# start of DATA IN THIS EXERCISE

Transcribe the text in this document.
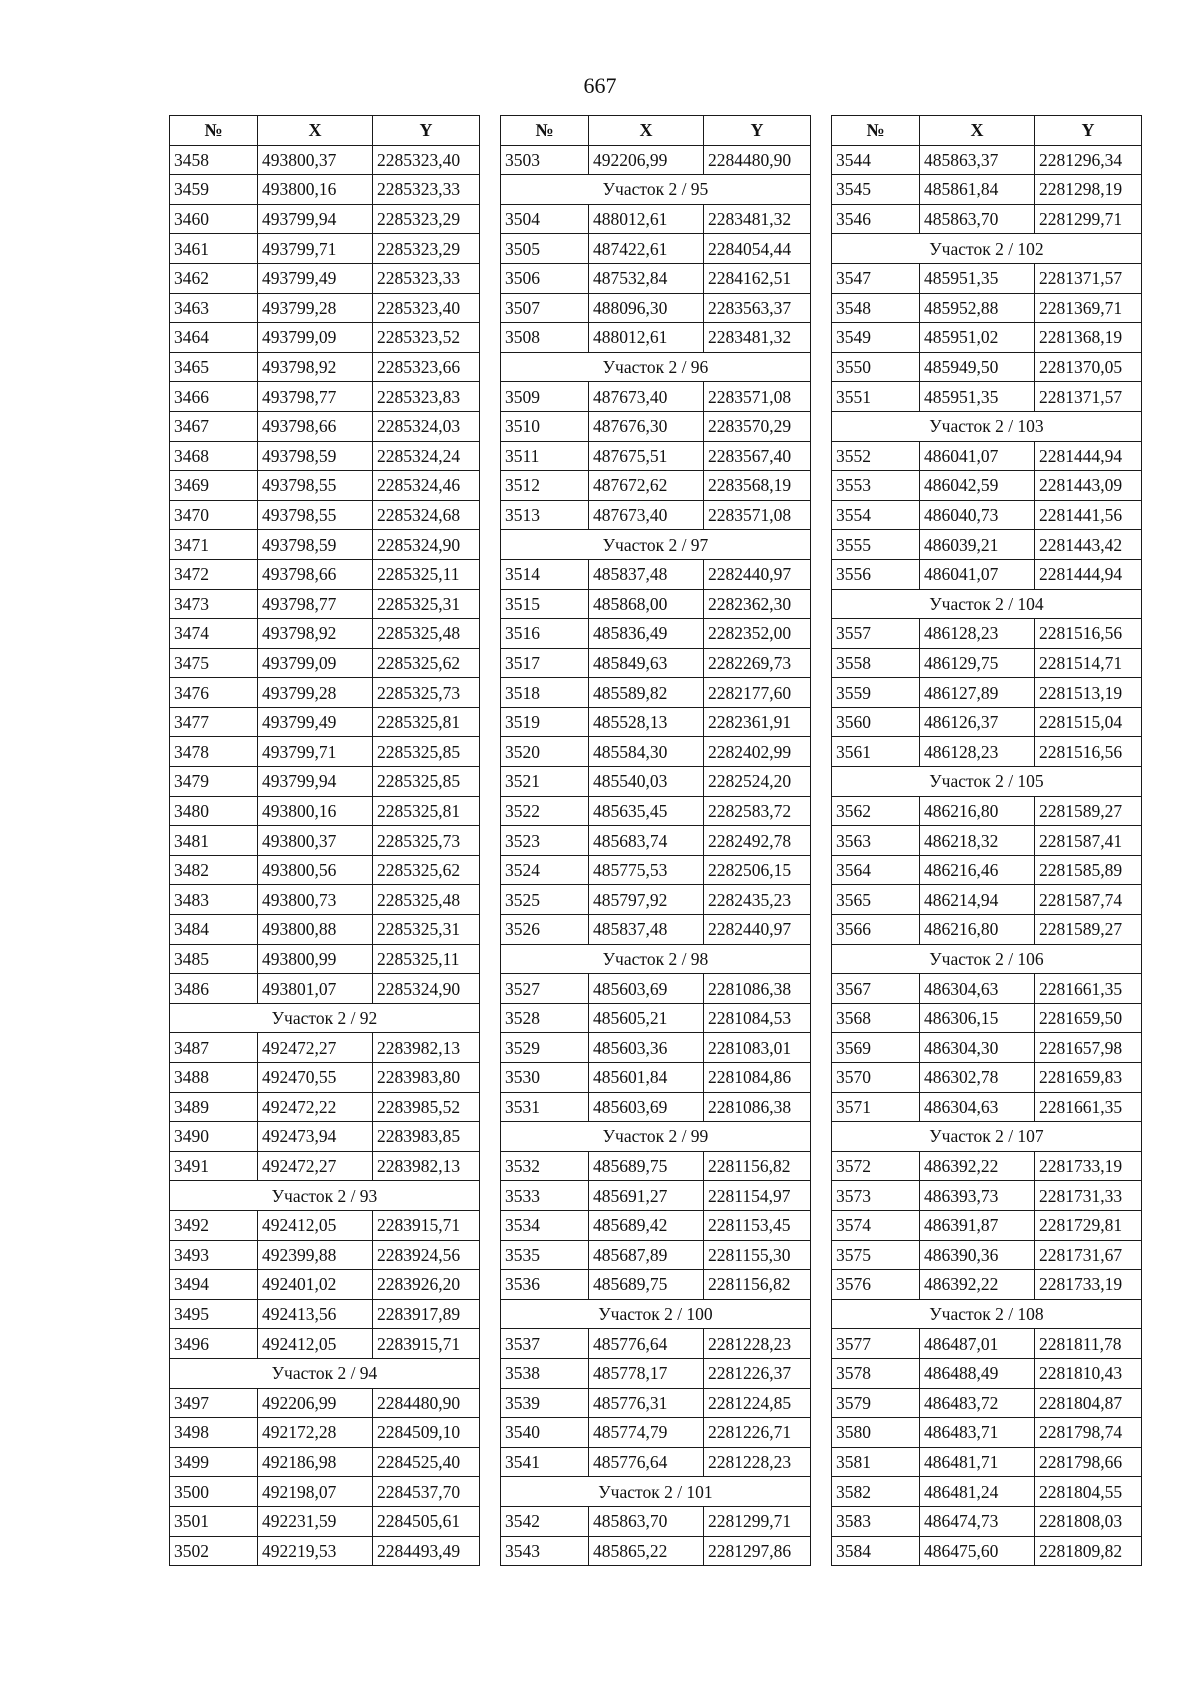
667
№	X	Y
3458	493800,37	2285323,40
3459	493800,16	2285323,33
3460	493799,94	2285323,29
3461	493799,71	2285323,29
3462	493799,49	2285323,33
3463	493799,28	2285323,40
3464	493799,09	2285323,52
3465	493798,92	2285323,66
3466	493798,77	2285323,83
3467	493798,66	2285324,03
3468	493798,59	2285324,24
3469	493798,55	2285324,46
3470	493798,55	2285324,68
3471	493798,59	2285324,90
3472	493798,66	2285325,11
3473	493798,77	2285325,31
3474	493798,92	2285325,48
3475	493799,09	2285325,62
3476	493799,28	2285325,73
3477	493799,49	2285325,81
3478	493799,71	2285325,85
3479	493799,94	2285325,85
3480	493800,16	2285325,81
3481	493800,37	2285325,73
3482	493800,56	2285325,62
3483	493800,73	2285325,48
3484	493800,88	2285325,31
3485	493800,99	2285325,11
3486	493801,07	2285324,90
Участок 2 / 92		
3487	492472,27	2283982,13
3488	492470,55	2283983,80
3489	492472,22	2283985,52
3490	492473,94	2283983,85
3491	492472,27	2283982,13
Участок 2 / 93		
3492	492412,05	2283915,71
3493	492399,88	2283924,56
3494	492401,02	2283926,20
3495	492413,56	2283917,89
3496	492412,05	2283915,71
Участок 2 / 94		
3497	492206,99	2284480,90
3498	492172,28	2284509,10
3499	492186,98	2284525,40
3500	492198,07	2284537,70
3501	492231,59	2284505,61
3502	492219,53	2284493,49
№	X	Y
3503	492206,99	2284480,90
Участок 2 / 95		
3504	488012,61	2283481,32
3505	487422,61	2284054,44
3506	487532,84	2284162,51
3507	488096,30	2283563,37
3508	488012,61	2283481,32
Участок 2 / 96		
3509	487673,40	2283571,08
3510	487676,30	2283570,29
3511	487675,51	2283567,40
3512	487672,62	2283568,19
3513	487673,40	2283571,08
Участок 2 / 97		
3514	485837,48	2282440,97
3515	485868,00	2282362,30
3516	485836,49	2282352,00
3517	485849,63	2282269,73
3518	485589,82	2282177,60
3519	485528,13	2282361,91
3520	485584,30	2282402,99
3521	485540,03	2282524,20
3522	485635,45	2282583,72
3523	485683,74	2282492,78
3524	485775,53	2282506,15
3525	485797,92	2282435,23
3526	485837,48	2282440,97
Участок 2 / 98		
3527	485603,69	2281086,38
3528	485605,21	2281084,53
3529	485603,36	2281083,01
3530	485601,84	2281084,86
3531	485603,69	2281086,38
Участок 2 / 99		
3532	485689,75	2281156,82
3533	485691,27	2281154,97
3534	485689,42	2281153,45
3535	485687,89	2281155,30
3536	485689,75	2281156,82
Участок 2 / 100		
3537	485776,64	2281228,23
3538	485778,17	2281226,37
3539	485776,31	2281224,85
3540	485774,79	2281226,71
3541	485776,64	2281228,23
Участок 2 / 101		
3542	485863,70	2281299,71
3543	485865,22	2281297,86
№	X	Y
3544	485863,37	2281296,34
3545	485861,84	2281298,19
3546	485863,70	2281299,71
Участок 2 / 102		
3547	485951,35	2281371,57
3548	485952,88	2281369,71
3549	485951,02	2281368,19
3550	485949,50	2281370,05
3551	485951,35	2281371,57
Участок 2 / 103		
3552	486041,07	2281444,94
3553	486042,59	2281443,09
3554	486040,73	2281441,56
3555	486039,21	2281443,42
3556	486041,07	2281444,94
Участок 2 / 104		
3557	486128,23	2281516,56
3558	486129,75	2281514,71
3559	486127,89	2281513,19
3560	486126,37	2281515,04
3561	486128,23	2281516,56
Участок 2 / 105		
3562	486216,80	2281589,27
3563	486218,32	2281587,41
3564	486216,46	2281585,89
3565	486214,94	2281587,74
3566	486216,80	2281589,27
Участок 2 / 106		
3567	486304,63	2281661,35
3568	486306,15	2281659,50
3569	486304,30	2281657,98
3570	486302,78	2281659,83
3571	486304,63	2281661,35
Участок 2 / 107		
3572	486392,22	2281733,19
3573	486393,73	2281731,33
3574	486391,87	2281729,81
3575	486390,36	2281731,67
3576	486392,22	2281733,19
Участок 2 / 108		
3577	486487,01	2281811,78
3578	486488,49	2281810,43
3579	486483,72	2281804,87
3580	486483,71	2281798,74
3581	486481,71	2281798,66
3582	486481,24	2281804,55
3583	486474,73	2281808,03
3584	486475,60	2281809,82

# end of DATA IN THIS EXERCISE

Pictures are excluded; output everything else in the data verbatim.

Transcribe the text in this document.
667
№	X	Y
3458	493800,37	2285323,40
3459	493800,16	2285323,33
3460	493799,94	2285323,29
3461	493799,71	2285323,29
3462	493799,49	2285323,33
3463	493799,28	2285323,40
3464	493799,09	2285323,52
3465	493798,92	2285323,66
3466	493798,77	2285323,83
3467	493798,66	2285324,03
3468	493798,59	2285324,24
3469	493798,55	2285324,46
3470	493798,55	2285324,68
3471	493798,59	2285324,90
3472	493798,66	2285325,11
3473	493798,77	2285325,31
3474	493798,92	2285325,48
3475	493799,09	2285325,62
3476	493799,28	2285325,73
3477	493799,49	2285325,81
3478	493799,71	2285325,85
3479	493799,94	2285325,85
3480	493800,16	2285325,81
3481	493800,37	2285325,73
3482	493800,56	2285325,62
3483	493800,73	2285325,48
3484	493800,88	2285325,31
3485	493800,99	2285325,11
3486	493801,07	2285324,90
Участок 2 / 92		
3487	492472,27	2283982,13
3488	492470,55	2283983,80
3489	492472,22	2283985,52
3490	492473,94	2283983,85
3491	492472,27	2283982,13
Участок 2 / 93		
3492	492412,05	2283915,71
3493	492399,88	2283924,56
3494	492401,02	2283926,20
3495	492413,56	2283917,89
3496	492412,05	2283915,71
Участок 2 / 94		
3497	492206,99	2284480,90
3498	492172,28	2284509,10
3499	492186,98	2284525,40
3500	492198,07	2284537,70
3501	492231,59	2284505,61
3502	492219,53	2284493,49
№	X	Y
3503	492206,99	2284480,90
Участок 2 / 95		
3504	488012,61	2283481,32
3505	487422,61	2284054,44
3506	487532,84	2284162,51
3507	488096,30	2283563,37
3508	488012,61	2283481,32
Участок 2 / 96		
3509	487673,40	2283571,08
3510	487676,30	2283570,29
3511	487675,51	2283567,40
3512	487672,62	2283568,19
3513	487673,40	2283571,08
Участок 2 / 97		
3514	485837,48	2282440,97
3515	485868,00	2282362,30
3516	485836,49	2282352,00
3517	485849,63	2282269,73
3518	485589,82	2282177,60
3519	485528,13	2282361,91
3520	485584,30	2282402,99
3521	485540,03	2282524,20
3522	485635,45	2282583,72
3523	485683,74	2282492,78
3524	485775,53	2282506,15
3525	485797,92	2282435,23
3526	485837,48	2282440,97
Участок 2 / 98		
3527	485603,69	2281086,38
3528	485605,21	2281084,53
3529	485603,36	2281083,01
3530	485601,84	2281084,86
3531	485603,69	2281086,38
Участок 2 / 99		
3532	485689,75	2281156,82
3533	485691,27	2281154,97
3534	485689,42	2281153,45
3535	485687,89	2281155,30
3536	485689,75	2281156,82
Участок 2 / 100		
3537	485776,64	2281228,23
3538	485778,17	2281226,37
3539	485776,31	2281224,85
3540	485774,79	2281226,71
3541	485776,64	2281228,23
Участок 2 / 101		
3542	485863,70	2281299,71
3543	485865,22	2281297,86
№	X	Y
3544	485863,37	2281296,34
3545	485861,84	2281298,19
3546	485863,70	2281299,71
Участок 2 / 102		
3547	485951,35	2281371,57
3548	485952,88	2281369,71
3549	485951,02	2281368,19
3550	485949,50	2281370,05
3551	485951,35	2281371,57
Участок 2 / 103		
3552	486041,07	2281444,94
3553	486042,59	2281443,09
3554	486040,73	2281441,56
3555	486039,21	2281443,42
3556	486041,07	2281444,94
Участок 2 / 104		
3557	486128,23	2281516,56
3558	486129,75	2281514,71
3559	486127,89	2281513,19
3560	486126,37	2281515,04
3561	486128,23	2281516,56
Участок 2 / 105		
3562	486216,80	2281589,27
3563	486218,32	2281587,41
3564	486216,46	2281585,89
3565	486214,94	2281587,74
3566	486216,80	2281589,27
Участок 2 / 106		
3567	486304,63	2281661,35
3568	486306,15	2281659,50
3569	486304,30	2281657,98
3570	486302,78	2281659,83
3571	486304,63	2281661,35
Участок 2 / 107		
3572	486392,22	2281733,19
3573	486393,73	2281731,33
3574	486391,87	2281729,81
3575	486390,36	2281731,67
3576	486392,22	2281733,19
Участок 2 / 108		
3577	486487,01	2281811,78
3578	486488,49	2281810,43
3579	486483,72	2281804,87
3580	486483,71	2281798,74
3581	486481,71	2281798,66
3582	486481,24	2281804,55
3583	486474,73	2281808,03
3584	486475,60	2281809,82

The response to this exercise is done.